§ **What you should do**: Write out each line in which the string "最适宜创业创新" is present.

# START OF Rows

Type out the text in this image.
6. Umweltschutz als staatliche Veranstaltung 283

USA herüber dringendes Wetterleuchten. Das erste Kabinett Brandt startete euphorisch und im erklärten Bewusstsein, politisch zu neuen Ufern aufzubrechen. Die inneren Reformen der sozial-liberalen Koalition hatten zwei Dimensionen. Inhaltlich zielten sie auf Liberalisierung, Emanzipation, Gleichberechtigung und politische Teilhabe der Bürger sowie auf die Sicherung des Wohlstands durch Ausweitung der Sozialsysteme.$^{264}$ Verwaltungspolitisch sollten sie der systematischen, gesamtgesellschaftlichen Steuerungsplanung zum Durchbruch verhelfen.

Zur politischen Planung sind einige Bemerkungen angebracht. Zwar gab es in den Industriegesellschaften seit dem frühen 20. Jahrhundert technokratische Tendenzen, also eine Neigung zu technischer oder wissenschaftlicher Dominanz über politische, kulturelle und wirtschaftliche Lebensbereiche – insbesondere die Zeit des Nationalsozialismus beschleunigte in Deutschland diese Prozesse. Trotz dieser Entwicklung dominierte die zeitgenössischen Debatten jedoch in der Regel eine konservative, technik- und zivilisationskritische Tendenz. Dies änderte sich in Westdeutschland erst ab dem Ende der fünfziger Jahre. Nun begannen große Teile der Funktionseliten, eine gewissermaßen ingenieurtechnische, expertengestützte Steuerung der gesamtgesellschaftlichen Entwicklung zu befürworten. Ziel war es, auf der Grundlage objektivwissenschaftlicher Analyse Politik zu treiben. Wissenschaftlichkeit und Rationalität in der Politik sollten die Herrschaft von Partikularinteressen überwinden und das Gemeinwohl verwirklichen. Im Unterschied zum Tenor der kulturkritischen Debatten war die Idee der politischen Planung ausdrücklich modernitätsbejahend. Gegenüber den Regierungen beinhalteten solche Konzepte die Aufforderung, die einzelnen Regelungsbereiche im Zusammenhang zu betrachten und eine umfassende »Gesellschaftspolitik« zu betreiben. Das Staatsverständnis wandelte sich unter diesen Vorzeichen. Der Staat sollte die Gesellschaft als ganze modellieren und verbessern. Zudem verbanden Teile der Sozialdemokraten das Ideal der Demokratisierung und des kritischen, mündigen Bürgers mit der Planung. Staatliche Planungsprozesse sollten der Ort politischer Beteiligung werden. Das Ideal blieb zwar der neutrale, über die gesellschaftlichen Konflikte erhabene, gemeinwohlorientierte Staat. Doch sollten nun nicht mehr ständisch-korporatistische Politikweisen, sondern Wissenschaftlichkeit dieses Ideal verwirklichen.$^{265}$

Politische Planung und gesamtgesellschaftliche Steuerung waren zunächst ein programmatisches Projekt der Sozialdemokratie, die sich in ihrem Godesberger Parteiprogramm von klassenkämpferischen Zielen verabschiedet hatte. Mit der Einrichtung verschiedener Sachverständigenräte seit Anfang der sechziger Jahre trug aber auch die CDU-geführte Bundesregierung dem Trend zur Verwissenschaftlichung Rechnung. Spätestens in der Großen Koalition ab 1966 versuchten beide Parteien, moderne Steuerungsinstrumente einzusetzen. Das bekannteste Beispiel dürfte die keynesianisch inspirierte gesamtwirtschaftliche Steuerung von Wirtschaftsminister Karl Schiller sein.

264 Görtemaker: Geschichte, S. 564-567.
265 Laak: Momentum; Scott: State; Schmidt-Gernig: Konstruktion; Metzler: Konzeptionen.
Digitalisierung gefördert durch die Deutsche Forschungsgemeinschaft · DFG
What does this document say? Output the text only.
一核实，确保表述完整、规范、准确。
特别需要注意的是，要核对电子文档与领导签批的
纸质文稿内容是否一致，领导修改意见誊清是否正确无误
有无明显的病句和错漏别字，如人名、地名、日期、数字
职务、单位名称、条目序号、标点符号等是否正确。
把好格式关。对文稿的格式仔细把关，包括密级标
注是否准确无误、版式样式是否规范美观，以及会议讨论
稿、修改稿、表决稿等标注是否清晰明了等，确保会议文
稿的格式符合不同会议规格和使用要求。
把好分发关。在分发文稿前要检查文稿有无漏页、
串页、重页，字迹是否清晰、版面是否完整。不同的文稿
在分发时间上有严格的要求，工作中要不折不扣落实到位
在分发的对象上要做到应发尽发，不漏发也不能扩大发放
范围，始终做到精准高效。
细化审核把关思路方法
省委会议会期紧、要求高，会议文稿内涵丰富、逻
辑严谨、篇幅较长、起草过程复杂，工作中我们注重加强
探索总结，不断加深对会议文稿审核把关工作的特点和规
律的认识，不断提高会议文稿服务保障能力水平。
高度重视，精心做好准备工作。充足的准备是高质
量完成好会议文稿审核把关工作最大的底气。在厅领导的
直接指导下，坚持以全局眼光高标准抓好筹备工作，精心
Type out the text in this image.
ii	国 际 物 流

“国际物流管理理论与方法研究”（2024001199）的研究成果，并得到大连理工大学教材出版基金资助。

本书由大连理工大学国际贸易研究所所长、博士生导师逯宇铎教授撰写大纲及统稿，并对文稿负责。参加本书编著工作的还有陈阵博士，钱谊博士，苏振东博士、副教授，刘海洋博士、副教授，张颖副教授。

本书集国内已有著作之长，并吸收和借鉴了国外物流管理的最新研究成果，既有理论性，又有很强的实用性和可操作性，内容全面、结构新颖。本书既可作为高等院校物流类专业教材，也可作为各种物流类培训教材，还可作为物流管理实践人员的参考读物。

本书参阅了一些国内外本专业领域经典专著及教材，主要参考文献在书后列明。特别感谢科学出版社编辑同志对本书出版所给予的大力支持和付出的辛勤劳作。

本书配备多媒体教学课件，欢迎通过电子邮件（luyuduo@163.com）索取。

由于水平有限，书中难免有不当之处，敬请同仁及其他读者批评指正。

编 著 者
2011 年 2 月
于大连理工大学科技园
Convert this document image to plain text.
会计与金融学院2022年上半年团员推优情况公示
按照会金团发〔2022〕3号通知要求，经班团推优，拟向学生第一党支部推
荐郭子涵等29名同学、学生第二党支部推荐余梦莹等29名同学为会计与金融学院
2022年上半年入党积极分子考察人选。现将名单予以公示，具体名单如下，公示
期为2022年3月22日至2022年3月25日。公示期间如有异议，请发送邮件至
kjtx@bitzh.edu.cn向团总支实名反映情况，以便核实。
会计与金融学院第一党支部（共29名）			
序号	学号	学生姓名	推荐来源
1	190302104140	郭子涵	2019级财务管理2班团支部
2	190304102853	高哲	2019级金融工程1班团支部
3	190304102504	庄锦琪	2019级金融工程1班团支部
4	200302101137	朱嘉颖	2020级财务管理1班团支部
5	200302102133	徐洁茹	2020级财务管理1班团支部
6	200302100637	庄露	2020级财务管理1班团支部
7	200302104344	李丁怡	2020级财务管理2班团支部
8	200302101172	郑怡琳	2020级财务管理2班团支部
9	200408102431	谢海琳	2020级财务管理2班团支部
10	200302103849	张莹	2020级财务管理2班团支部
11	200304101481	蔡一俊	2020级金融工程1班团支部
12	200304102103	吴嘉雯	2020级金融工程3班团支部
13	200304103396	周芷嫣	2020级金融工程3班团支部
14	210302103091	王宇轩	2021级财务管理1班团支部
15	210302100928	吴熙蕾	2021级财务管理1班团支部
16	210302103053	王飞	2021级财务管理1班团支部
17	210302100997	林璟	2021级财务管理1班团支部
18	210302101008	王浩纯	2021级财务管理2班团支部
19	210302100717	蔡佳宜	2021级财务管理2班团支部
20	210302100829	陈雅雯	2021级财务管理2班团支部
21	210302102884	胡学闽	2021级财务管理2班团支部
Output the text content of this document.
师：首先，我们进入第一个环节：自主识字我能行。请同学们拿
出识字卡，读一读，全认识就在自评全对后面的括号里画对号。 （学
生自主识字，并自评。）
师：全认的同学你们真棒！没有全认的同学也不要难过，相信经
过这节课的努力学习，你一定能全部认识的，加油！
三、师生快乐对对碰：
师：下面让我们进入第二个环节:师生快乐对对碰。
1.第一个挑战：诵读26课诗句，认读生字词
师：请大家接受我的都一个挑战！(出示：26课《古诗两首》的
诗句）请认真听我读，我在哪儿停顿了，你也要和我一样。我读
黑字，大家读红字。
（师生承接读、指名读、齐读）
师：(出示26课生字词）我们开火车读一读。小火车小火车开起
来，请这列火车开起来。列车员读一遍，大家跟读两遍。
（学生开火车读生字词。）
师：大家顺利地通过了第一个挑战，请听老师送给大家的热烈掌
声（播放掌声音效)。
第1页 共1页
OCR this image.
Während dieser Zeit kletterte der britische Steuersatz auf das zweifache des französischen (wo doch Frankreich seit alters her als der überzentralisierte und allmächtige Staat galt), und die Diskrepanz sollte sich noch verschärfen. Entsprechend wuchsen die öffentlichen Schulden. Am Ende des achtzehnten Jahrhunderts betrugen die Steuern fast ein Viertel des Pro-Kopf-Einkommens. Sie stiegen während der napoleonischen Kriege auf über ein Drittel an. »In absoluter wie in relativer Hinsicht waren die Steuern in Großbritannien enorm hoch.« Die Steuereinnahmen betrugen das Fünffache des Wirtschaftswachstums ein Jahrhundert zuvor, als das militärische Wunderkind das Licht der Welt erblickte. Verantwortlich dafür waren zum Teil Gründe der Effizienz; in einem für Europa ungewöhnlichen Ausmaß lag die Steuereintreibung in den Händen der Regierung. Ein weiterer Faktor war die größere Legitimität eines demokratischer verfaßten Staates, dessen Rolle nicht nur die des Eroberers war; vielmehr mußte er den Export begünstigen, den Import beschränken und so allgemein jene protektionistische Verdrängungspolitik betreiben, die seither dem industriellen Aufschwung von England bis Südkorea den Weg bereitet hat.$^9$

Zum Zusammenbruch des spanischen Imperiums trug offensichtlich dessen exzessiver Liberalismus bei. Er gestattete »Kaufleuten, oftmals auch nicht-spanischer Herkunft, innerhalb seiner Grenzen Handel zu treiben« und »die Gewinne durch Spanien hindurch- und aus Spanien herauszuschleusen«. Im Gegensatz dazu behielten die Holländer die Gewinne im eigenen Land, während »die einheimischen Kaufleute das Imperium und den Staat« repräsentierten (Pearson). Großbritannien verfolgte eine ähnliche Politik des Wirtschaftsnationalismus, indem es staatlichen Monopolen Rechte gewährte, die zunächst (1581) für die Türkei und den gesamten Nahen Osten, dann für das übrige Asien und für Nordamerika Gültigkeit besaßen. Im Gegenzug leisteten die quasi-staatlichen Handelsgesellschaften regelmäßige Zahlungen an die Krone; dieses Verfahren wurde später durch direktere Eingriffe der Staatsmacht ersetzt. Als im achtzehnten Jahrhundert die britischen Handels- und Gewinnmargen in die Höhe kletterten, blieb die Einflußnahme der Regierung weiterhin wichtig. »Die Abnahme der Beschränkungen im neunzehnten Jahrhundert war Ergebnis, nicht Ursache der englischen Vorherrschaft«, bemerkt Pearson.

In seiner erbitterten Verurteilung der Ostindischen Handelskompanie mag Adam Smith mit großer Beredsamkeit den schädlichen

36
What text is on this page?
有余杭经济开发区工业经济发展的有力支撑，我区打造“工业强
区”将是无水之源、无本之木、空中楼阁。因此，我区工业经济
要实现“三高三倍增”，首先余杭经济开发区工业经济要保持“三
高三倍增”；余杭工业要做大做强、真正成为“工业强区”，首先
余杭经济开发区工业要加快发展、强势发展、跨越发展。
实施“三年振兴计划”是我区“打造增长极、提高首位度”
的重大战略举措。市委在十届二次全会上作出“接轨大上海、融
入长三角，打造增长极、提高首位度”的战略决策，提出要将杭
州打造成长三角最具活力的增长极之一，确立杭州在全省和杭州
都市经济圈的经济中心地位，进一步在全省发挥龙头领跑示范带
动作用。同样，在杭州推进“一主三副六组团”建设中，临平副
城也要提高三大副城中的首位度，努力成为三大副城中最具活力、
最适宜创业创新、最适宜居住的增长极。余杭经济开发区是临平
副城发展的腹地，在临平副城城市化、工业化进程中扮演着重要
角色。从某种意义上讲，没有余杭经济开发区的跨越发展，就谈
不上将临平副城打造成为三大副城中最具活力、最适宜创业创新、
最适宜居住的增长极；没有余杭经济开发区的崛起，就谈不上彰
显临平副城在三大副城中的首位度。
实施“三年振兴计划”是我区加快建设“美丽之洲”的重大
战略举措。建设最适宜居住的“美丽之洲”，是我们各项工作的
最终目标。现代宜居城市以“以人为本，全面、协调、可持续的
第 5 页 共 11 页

# END OF Rows

§ **The completed task**:
最适宜创业创新、最适宜居住的增长极。余杭经济开发区是临平
不上将临平副城打造成为三大副城中最具活力、最适宜创业创新、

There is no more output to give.